__WRITTEN TASK__
Reproduce the full listing below unchanged, apart from the pictures.

----------

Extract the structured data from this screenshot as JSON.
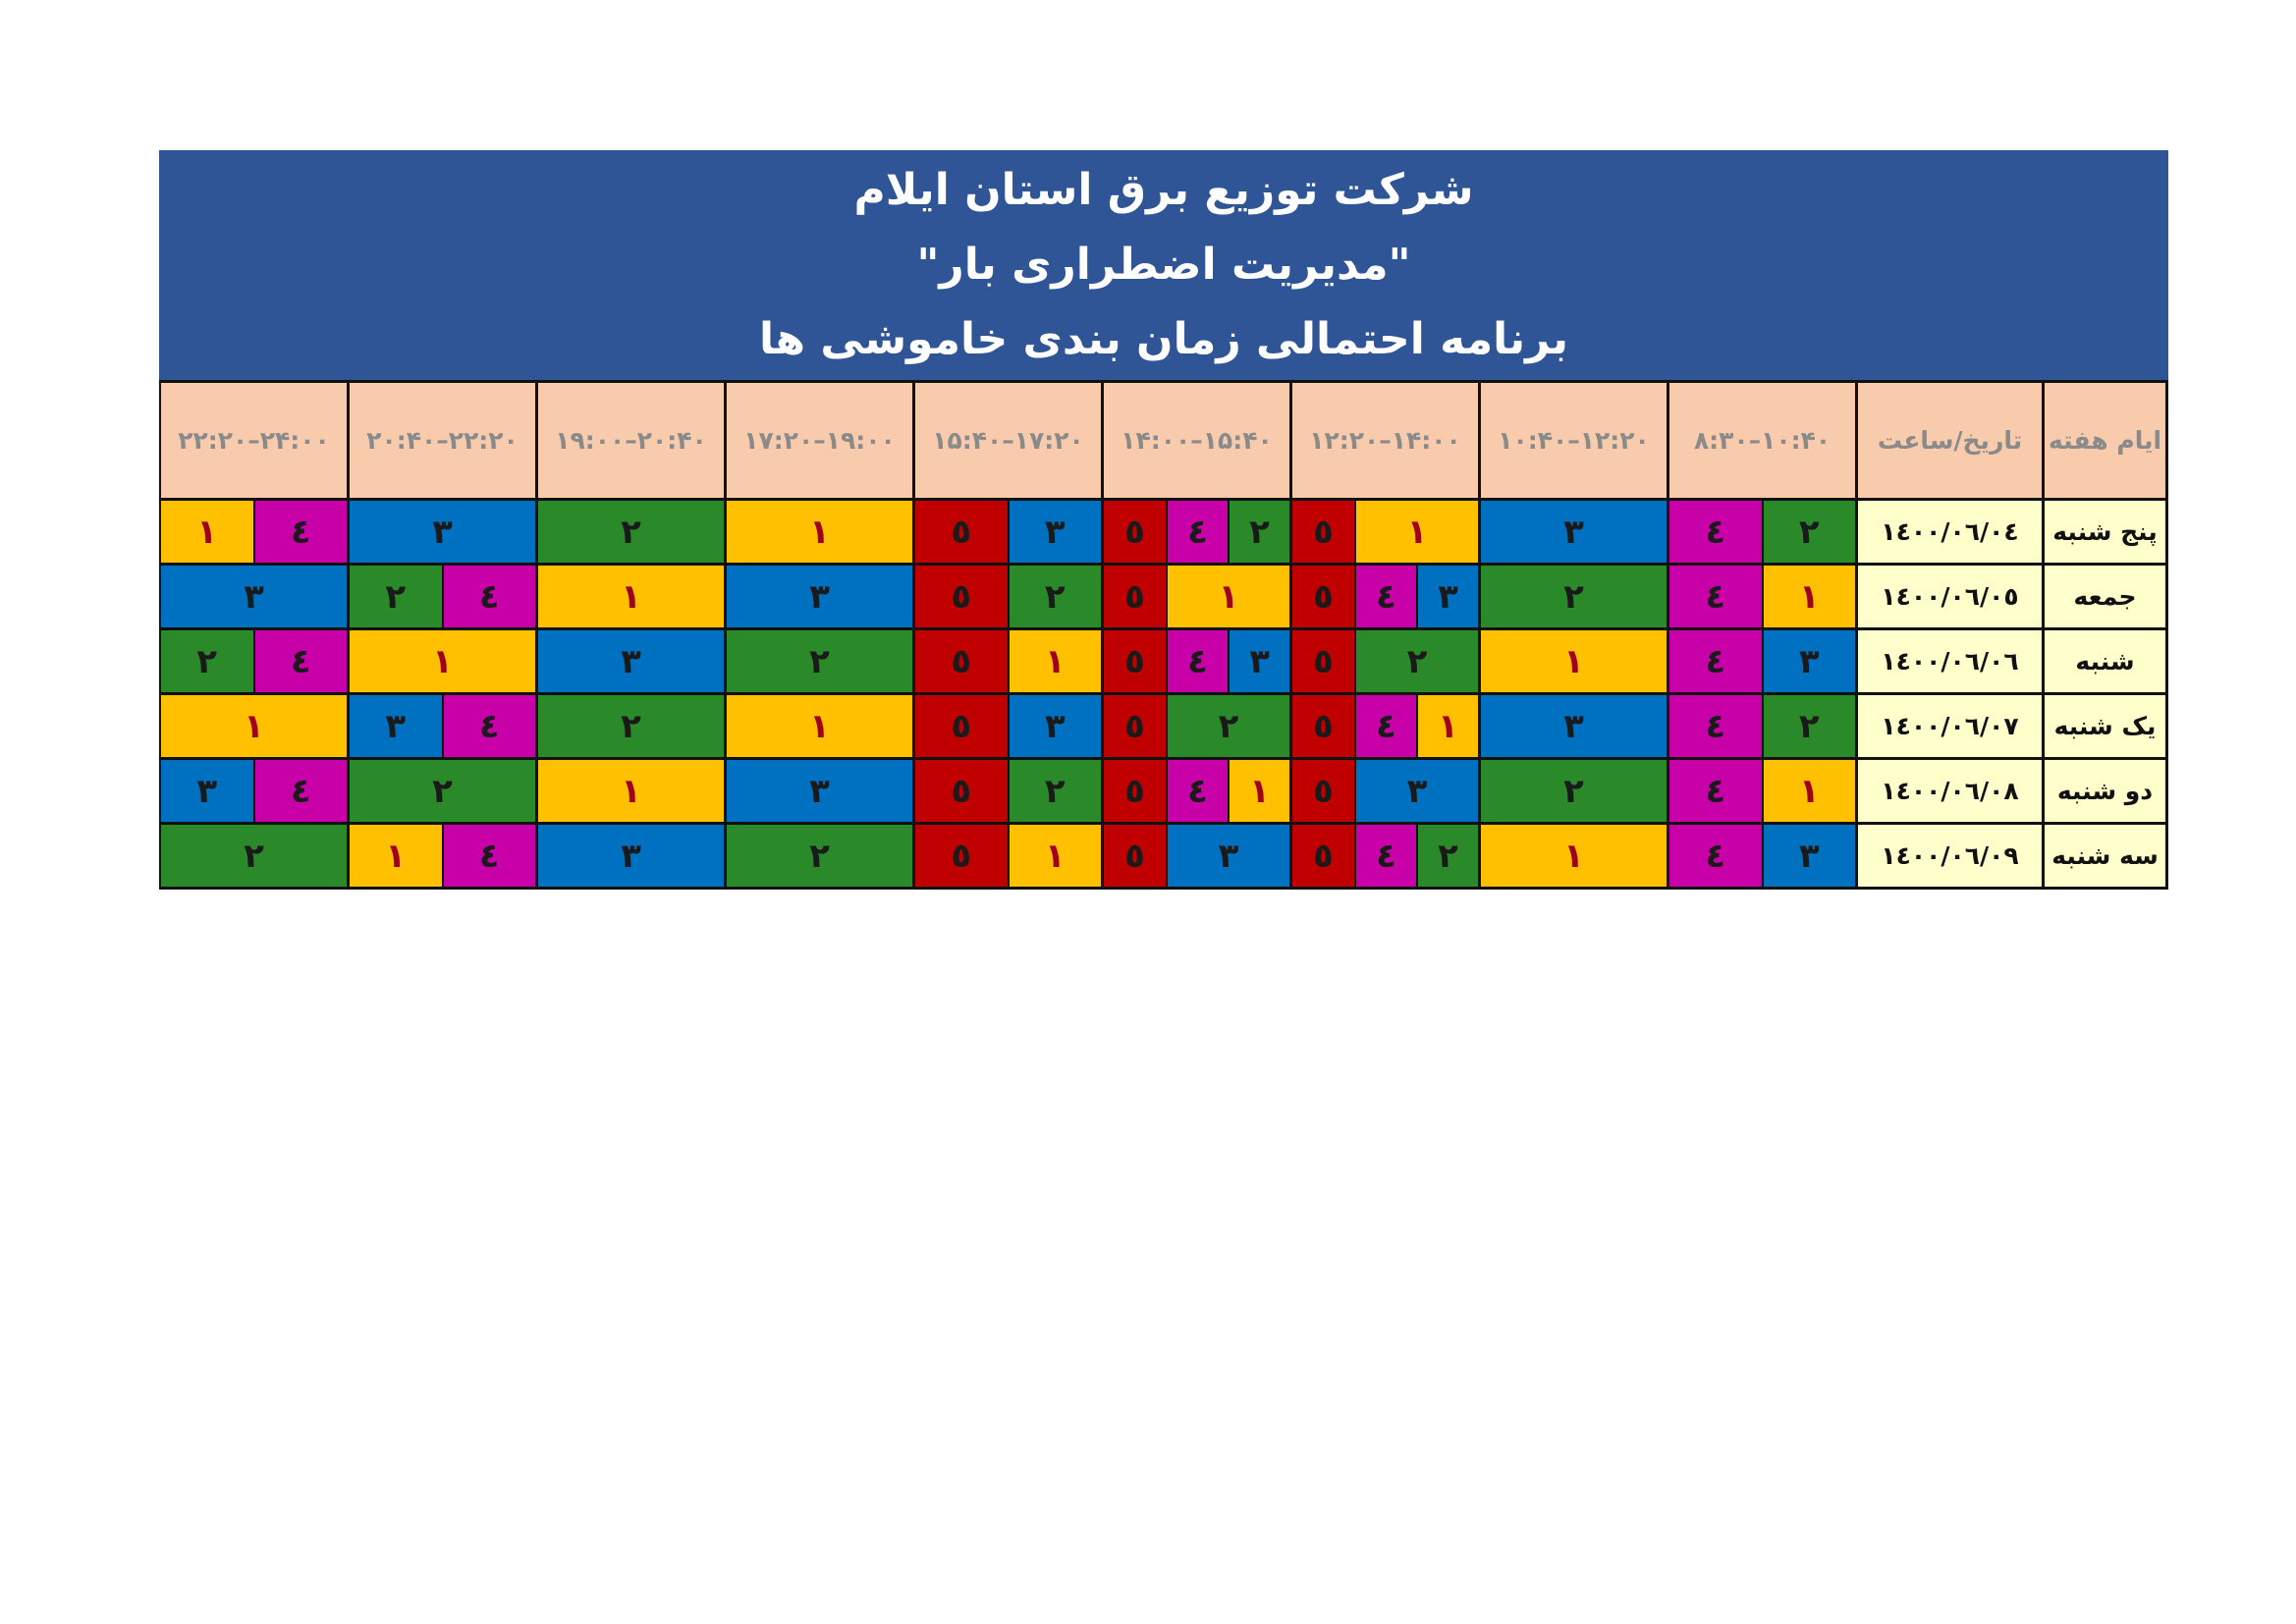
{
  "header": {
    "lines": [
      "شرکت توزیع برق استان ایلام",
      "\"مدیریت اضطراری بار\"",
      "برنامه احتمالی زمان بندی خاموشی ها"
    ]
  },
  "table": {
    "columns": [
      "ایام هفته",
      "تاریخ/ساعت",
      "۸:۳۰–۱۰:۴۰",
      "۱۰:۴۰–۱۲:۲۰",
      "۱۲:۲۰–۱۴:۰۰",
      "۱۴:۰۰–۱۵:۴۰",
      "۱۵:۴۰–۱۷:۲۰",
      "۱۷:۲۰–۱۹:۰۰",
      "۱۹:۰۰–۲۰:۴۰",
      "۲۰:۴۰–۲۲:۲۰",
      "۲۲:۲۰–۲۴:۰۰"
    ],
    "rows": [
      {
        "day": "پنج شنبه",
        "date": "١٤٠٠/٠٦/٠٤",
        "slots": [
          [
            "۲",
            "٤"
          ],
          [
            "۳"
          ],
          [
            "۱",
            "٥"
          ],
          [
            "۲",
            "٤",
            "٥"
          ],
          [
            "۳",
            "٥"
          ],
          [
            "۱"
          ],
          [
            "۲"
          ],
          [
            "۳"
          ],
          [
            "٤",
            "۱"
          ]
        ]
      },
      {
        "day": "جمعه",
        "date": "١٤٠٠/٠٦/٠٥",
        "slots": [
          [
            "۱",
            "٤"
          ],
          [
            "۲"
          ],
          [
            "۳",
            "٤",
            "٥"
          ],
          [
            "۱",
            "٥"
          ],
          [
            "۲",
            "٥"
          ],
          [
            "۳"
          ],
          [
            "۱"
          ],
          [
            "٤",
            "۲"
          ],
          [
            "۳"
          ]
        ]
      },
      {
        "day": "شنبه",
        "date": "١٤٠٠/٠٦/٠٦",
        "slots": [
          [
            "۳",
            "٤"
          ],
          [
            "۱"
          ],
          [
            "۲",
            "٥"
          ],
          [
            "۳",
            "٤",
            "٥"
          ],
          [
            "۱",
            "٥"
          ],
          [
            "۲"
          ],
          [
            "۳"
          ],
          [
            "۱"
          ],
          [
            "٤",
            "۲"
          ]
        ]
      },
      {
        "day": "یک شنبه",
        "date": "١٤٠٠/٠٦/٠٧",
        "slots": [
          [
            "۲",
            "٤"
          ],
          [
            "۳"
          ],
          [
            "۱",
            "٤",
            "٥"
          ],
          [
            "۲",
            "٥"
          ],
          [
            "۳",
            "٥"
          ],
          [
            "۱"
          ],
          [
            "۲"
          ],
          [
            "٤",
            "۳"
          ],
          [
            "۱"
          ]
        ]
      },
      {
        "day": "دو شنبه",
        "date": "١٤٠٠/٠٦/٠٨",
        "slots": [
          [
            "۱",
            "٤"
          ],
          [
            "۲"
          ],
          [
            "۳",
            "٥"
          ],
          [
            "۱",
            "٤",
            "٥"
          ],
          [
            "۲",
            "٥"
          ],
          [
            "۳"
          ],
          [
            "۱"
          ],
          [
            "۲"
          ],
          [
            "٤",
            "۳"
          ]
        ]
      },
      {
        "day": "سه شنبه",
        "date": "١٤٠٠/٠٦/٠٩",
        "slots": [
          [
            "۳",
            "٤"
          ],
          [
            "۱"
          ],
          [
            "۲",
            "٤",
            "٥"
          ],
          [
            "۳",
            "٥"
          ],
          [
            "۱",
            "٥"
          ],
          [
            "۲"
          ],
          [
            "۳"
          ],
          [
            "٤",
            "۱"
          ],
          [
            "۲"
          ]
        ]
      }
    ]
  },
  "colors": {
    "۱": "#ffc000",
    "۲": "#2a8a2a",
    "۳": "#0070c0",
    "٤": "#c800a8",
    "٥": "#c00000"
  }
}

----------

__THE REPLY__
Extract the structured data from this screenshot as JSON.
{
  "header": {
    "lines": [
      "شرکت توزیع برق استان ایلام",
      "\"مدیریت اضطراری بار\"",
      "برنامه احتمالی زمان بندی خاموشی ها"
    ]
  },
  "table": {
    "columns": [
      "ایام هفته",
      "تاریخ/ساعت",
      "۸:۳۰–۱۰:۴۰",
      "۱۰:۴۰–۱۲:۲۰",
      "۱۲:۲۰–۱۴:۰۰",
      "۱۴:۰۰–۱۵:۴۰",
      "۱۵:۴۰–۱۷:۲۰",
      "۱۷:۲۰–۱۹:۰۰",
      "۱۹:۰۰–۲۰:۴۰",
      "۲۰:۴۰–۲۲:۲۰",
      "۲۲:۲۰–۲۴:۰۰"
    ],
    "rows": [
      {
        "day": "پنج شنبه",
        "date": "١٤٠٠/٠٦/٠٤",
        "slots": [
          [
            "۲",
            "٤"
          ],
          [
            "۳"
          ],
          [
            "۱",
            "٥"
          ],
          [
            "۲",
            "٤",
            "٥"
          ],
          [
            "۳",
            "٥"
          ],
          [
            "۱"
          ],
          [
            "۲"
          ],
          [
            "۳"
          ],
          [
            "٤",
            "۱"
          ]
        ]
      },
      {
        "day": "جمعه",
        "date": "١٤٠٠/٠٦/٠٥",
        "slots": [
          [
            "۱",
            "٤"
          ],
          [
            "۲"
          ],
          [
            "۳",
            "٤",
            "٥"
          ],
          [
            "۱",
            "٥"
          ],
          [
            "۲",
            "٥"
          ],
          [
            "۳"
          ],
          [
            "۱"
          ],
          [
            "٤",
            "۲"
          ],
          [
            "۳"
          ]
        ]
      },
      {
        "day": "شنبه",
        "date": "١٤٠٠/٠٦/٠٦",
        "slots": [
          [
            "۳",
            "٤"
          ],
          [
            "۱"
          ],
          [
            "۲",
            "٥"
          ],
          [
            "۳",
            "٤",
            "٥"
          ],
          [
            "۱",
            "٥"
          ],
          [
            "۲"
          ],
          [
            "۳"
          ],
          [
            "۱"
          ],
          [
            "٤",
            "۲"
          ]
        ]
      },
      {
        "day": "یک شنبه",
        "date": "١٤٠٠/٠٦/٠٧",
        "slots": [
          [
            "۲",
            "٤"
          ],
          [
            "۳"
          ],
          [
            "۱",
            "٤",
            "٥"
          ],
          [
            "۲",
            "٥"
          ],
          [
            "۳",
            "٥"
          ],
          [
            "۱"
          ],
          [
            "۲"
          ],
          [
            "٤",
            "۳"
          ],
          [
            "۱"
          ]
        ]
      },
      {
        "day": "دو شنبه",
        "date": "١٤٠٠/٠٦/٠٨",
        "slots": [
          [
            "۱",
            "٤"
          ],
          [
            "۲"
          ],
          [
            "۳",
            "٥"
          ],
          [
            "۱",
            "٤",
            "٥"
          ],
          [
            "۲",
            "٥"
          ],
          [
            "۳"
          ],
          [
            "۱"
          ],
          [
            "۲"
          ],
          [
            "٤",
            "۳"
          ]
        ]
      },
      {
        "day": "سه شنبه",
        "date": "١٤٠٠/٠٦/٠٩",
        "slots": [
          [
            "۳",
            "٤"
          ],
          [
            "۱"
          ],
          [
            "۲",
            "٤",
            "٥"
          ],
          [
            "۳",
            "٥"
          ],
          [
            "۱",
            "٥"
          ],
          [
            "۲"
          ],
          [
            "۳"
          ],
          [
            "٤",
            "۱"
          ],
          [
            "۲"
          ]
        ]
      }
    ]
  },
  "colors": {
    "۱": "#ffc000",
    "۲": "#2a8a2a",
    "۳": "#0070c0",
    "٤": "#c800a8",
    "٥": "#c00000"
  }
}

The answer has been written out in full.